=== TASK REQUIREMENTS ===
Search the material below for the word "NYSE" and copy every line in which it occurs.

=== DATA SHOWN ===

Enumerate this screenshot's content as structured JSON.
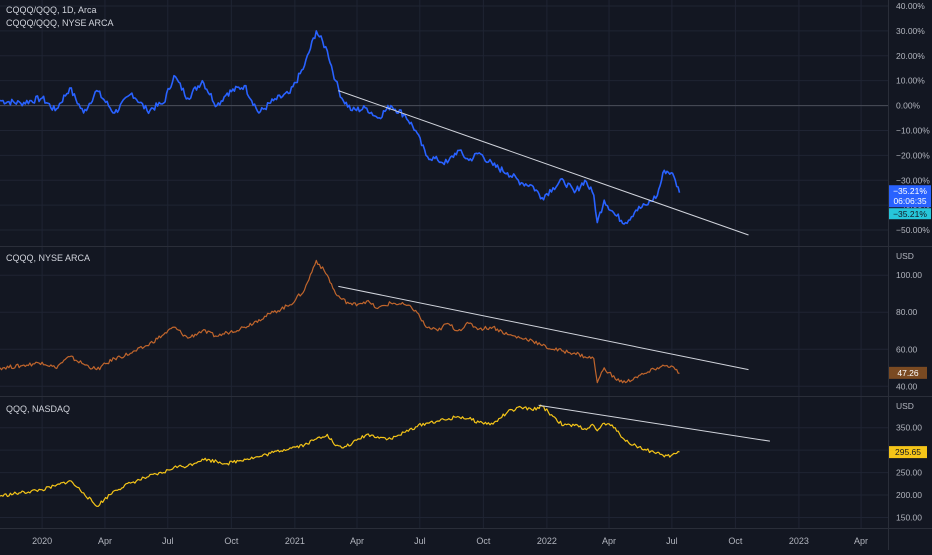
{
  "colors": {
    "background": "#131722",
    "grid": "#1f2433",
    "axis_text": "#b2b5be",
    "ratio_line": "#2962ff",
    "cqqq_line": "#c0652c",
    "qqq_line": "#f5c518",
    "trendline": "#d1d4dc",
    "last_badge_ratio_bg": "#2962ff",
    "last_badge_ratio2_bg": "#26c6da",
    "last_badge_cqqq_bg": "#7a4a22",
    "last_badge_qqq_bg": "#f5c518"
  },
  "panes": {
    "ratio": {
      "title_line1": "CQQQ/QQQ, 1D, Arca",
      "title_line2": "CQQQ/QQQ, NYSE ARCA",
      "price_label": "−35.21%",
      "countdown": "06:06:35",
      "price_label2": "−35.21%"
    },
    "cqqq": {
      "title": "CQQQ, NYSE ARCA",
      "axis_unit": "USD",
      "price_label": "47.26"
    },
    "qqq": {
      "title": "QQQ, NASDAQ",
      "axis_unit": "USD",
      "price_label": "295.65"
    }
  },
  "time_axis": {
    "labels": [
      "2020",
      "Apr",
      "Jul",
      "Oct",
      "2021",
      "Apr",
      "Jul",
      "Oct",
      "2022",
      "Apr",
      "Jul",
      "Oct",
      "2023",
      "Apr"
    ],
    "dates": [
      "2020-01-01",
      "2020-04-01",
      "2020-07-01",
      "2020-10-01",
      "2021-01-01",
      "2021-04-01",
      "2021-07-01",
      "2021-10-01",
      "2022-01-01",
      "2022-04-01",
      "2022-07-01",
      "2022-10-01",
      "2023-01-01",
      "2023-04-01"
    ]
  },
  "chart_data": [
    {
      "type": "line",
      "title": "CQQQ/QQQ, 1D, Arca",
      "subtitle": "CQQQ/QQQ, NYSE ARCA",
      "ylabel": "",
      "yticks": [
        "40.00%",
        "30.00%",
        "20.00%",
        "10.00%",
        "0.00%",
        "−10.00%",
        "−20.00%",
        "−30.00%",
        "−40.00%",
        "−50.00%"
      ],
      "ytick_values": [
        40,
        30,
        20,
        10,
        0,
        -10,
        -20,
        -30,
        -40,
        -50
      ],
      "ylim": [
        -54,
        40
      ],
      "baseline": 0,
      "last_value": -35.21,
      "series": [
        {
          "x": [
            "2019-11-01",
            "2019-12-01",
            "2020-01-01",
            "2020-01-20",
            "2020-02-10",
            "2020-03-01",
            "2020-03-20",
            "2020-04-15",
            "2020-05-10",
            "2020-06-01",
            "2020-06-25",
            "2020-07-10",
            "2020-07-30",
            "2020-08-20",
            "2020-09-10",
            "2020-09-25",
            "2020-10-20",
            "2020-11-10",
            "2020-12-01",
            "2020-12-25",
            "2021-01-15",
            "2021-02-01",
            "2021-02-17",
            "2021-03-01",
            "2021-03-10",
            "2021-03-25",
            "2021-04-15",
            "2021-05-01",
            "2021-05-20",
            "2021-06-10",
            "2021-06-25",
            "2021-07-10",
            "2021-07-27",
            "2021-08-10",
            "2021-08-25",
            "2021-09-10",
            "2021-09-25",
            "2021-10-15",
            "2021-11-05",
            "2021-11-25",
            "2021-12-10",
            "2021-12-25",
            "2022-01-10",
            "2022-01-25",
            "2022-02-10",
            "2022-02-25",
            "2022-03-10",
            "2022-03-15",
            "2022-03-25",
            "2022-04-10",
            "2022-04-25",
            "2022-05-10",
            "2022-05-25",
            "2022-06-10",
            "2022-06-20",
            "2022-06-30",
            "2022-07-06",
            "2022-07-12"
          ],
          "values": [
            2,
            1,
            3,
            -2,
            7,
            -3,
            6,
            -3,
            5,
            -2,
            1,
            12,
            3,
            10,
            0,
            5,
            8,
            -3,
            2,
            5,
            16,
            30,
            22,
            10,
            3,
            -2,
            -1,
            -5,
            0,
            -4,
            -10,
            -20,
            -22,
            -23,
            -18,
            -22,
            -19,
            -24,
            -27,
            -31,
            -32,
            -37,
            -33,
            -30,
            -35,
            -30,
            -36,
            -47,
            -38,
            -44,
            -47,
            -42,
            -40,
            -36,
            -26,
            -27,
            -30,
            -35
          ]
        }
      ],
      "trendline": {
        "from": [
          "2021-03-05",
          6
        ],
        "to": [
          "2022-10-20",
          -52
        ]
      }
    },
    {
      "type": "line",
      "title": "CQQQ, NYSE ARCA",
      "ylabel": "USD",
      "yticks": [
        "100.00",
        "80.00",
        "60.00",
        "40.00"
      ],
      "ytick_values": [
        100,
        80,
        60,
        40
      ],
      "ylim": [
        38,
        112
      ],
      "last_value": 47.26,
      "series": [
        {
          "x": [
            "2019-11-01",
            "2019-12-01",
            "2020-01-01",
            "2020-01-20",
            "2020-02-10",
            "2020-03-01",
            "2020-03-20",
            "2020-04-15",
            "2020-05-10",
            "2020-06-01",
            "2020-06-25",
            "2020-07-10",
            "2020-07-30",
            "2020-08-20",
            "2020-09-10",
            "2020-09-25",
            "2020-10-20",
            "2020-11-10",
            "2020-12-01",
            "2020-12-25",
            "2021-01-15",
            "2021-02-01",
            "2021-02-17",
            "2021-03-01",
            "2021-03-10",
            "2021-03-25",
            "2021-04-15",
            "2021-05-01",
            "2021-05-20",
            "2021-06-10",
            "2021-06-25",
            "2021-07-10",
            "2021-07-27",
            "2021-08-10",
            "2021-08-25",
            "2021-09-10",
            "2021-09-25",
            "2021-10-15",
            "2021-11-05",
            "2021-11-25",
            "2021-12-10",
            "2021-12-25",
            "2022-01-10",
            "2022-01-25",
            "2022-02-10",
            "2022-02-25",
            "2022-03-10",
            "2022-03-15",
            "2022-03-25",
            "2022-04-10",
            "2022-04-25",
            "2022-05-10",
            "2022-05-25",
            "2022-06-10",
            "2022-06-20",
            "2022-06-30",
            "2022-07-06",
            "2022-07-12"
          ],
          "values": [
            50,
            51,
            53,
            50,
            56,
            52,
            49,
            55,
            58,
            62,
            68,
            72,
            66,
            70,
            67,
            69,
            72,
            76,
            80,
            84,
            92,
            108,
            100,
            90,
            87,
            84,
            86,
            82,
            85,
            84,
            81,
            72,
            70,
            74,
            70,
            74,
            71,
            72,
            68,
            66,
            65,
            62,
            60,
            59,
            58,
            56,
            55,
            42,
            50,
            44,
            42,
            45,
            47,
            50,
            51,
            51,
            49,
            47
          ]
        }
      ],
      "trendline": {
        "from": [
          "2021-03-05",
          94
        ],
        "to": [
          "2022-10-20",
          49
        ]
      }
    },
    {
      "type": "line",
      "title": "QQQ, NASDAQ",
      "ylabel": "USD",
      "yticks": [
        "350.00",
        "300.00",
        "250.00",
        "200.00",
        "150.00"
      ],
      "ytick_values": [
        350,
        300,
        250,
        200,
        150
      ],
      "ylim": [
        140,
        405
      ],
      "last_value": 295.65,
      "series": [
        {
          "x": [
            "2019-11-01",
            "2019-12-01",
            "2020-01-01",
            "2020-01-20",
            "2020-02-10",
            "2020-03-01",
            "2020-03-20",
            "2020-04-15",
            "2020-05-10",
            "2020-06-01",
            "2020-06-25",
            "2020-07-10",
            "2020-07-30",
            "2020-08-20",
            "2020-09-10",
            "2020-09-25",
            "2020-10-20",
            "2020-11-10",
            "2020-12-01",
            "2020-12-25",
            "2021-01-15",
            "2021-02-01",
            "2021-02-17",
            "2021-03-01",
            "2021-03-10",
            "2021-03-25",
            "2021-04-15",
            "2021-05-01",
            "2021-05-20",
            "2021-06-10",
            "2021-06-25",
            "2021-07-10",
            "2021-07-27",
            "2021-08-10",
            "2021-08-25",
            "2021-09-10",
            "2021-09-25",
            "2021-10-15",
            "2021-11-05",
            "2021-11-25",
            "2021-12-10",
            "2021-12-25",
            "2022-01-10",
            "2022-01-25",
            "2022-02-10",
            "2022-02-25",
            "2022-03-10",
            "2022-03-15",
            "2022-03-25",
            "2022-04-10",
            "2022-04-25",
            "2022-05-10",
            "2022-05-25",
            "2022-06-10",
            "2022-06-20",
            "2022-06-30",
            "2022-07-06",
            "2022-07-12"
          ],
          "values": [
            198,
            205,
            212,
            220,
            232,
            205,
            175,
            210,
            228,
            240,
            250,
            262,
            265,
            280,
            275,
            270,
            280,
            285,
            295,
            305,
            312,
            325,
            335,
            310,
            305,
            315,
            335,
            330,
            325,
            340,
            352,
            360,
            365,
            368,
            375,
            370,
            362,
            358,
            385,
            395,
            390,
            398,
            375,
            355,
            355,
            348,
            355,
            343,
            360,
            350,
            320,
            310,
            300,
            295,
            285,
            288,
            292,
            296
          ]
        }
      ],
      "trendline": {
        "from": [
          "2021-12-20",
          400
        ],
        "to": [
          "2022-11-20",
          320
        ]
      }
    }
  ]
}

=== COMPLETED TASK ===
      "title_line2": "CQQQ/QQQ, NYSE ARCA",
      "title": "CQQQ, NYSE ARCA",
      "subtitle": "CQQQ/QQQ, NYSE ARCA",
      "title": "CQQQ, NYSE ARCA",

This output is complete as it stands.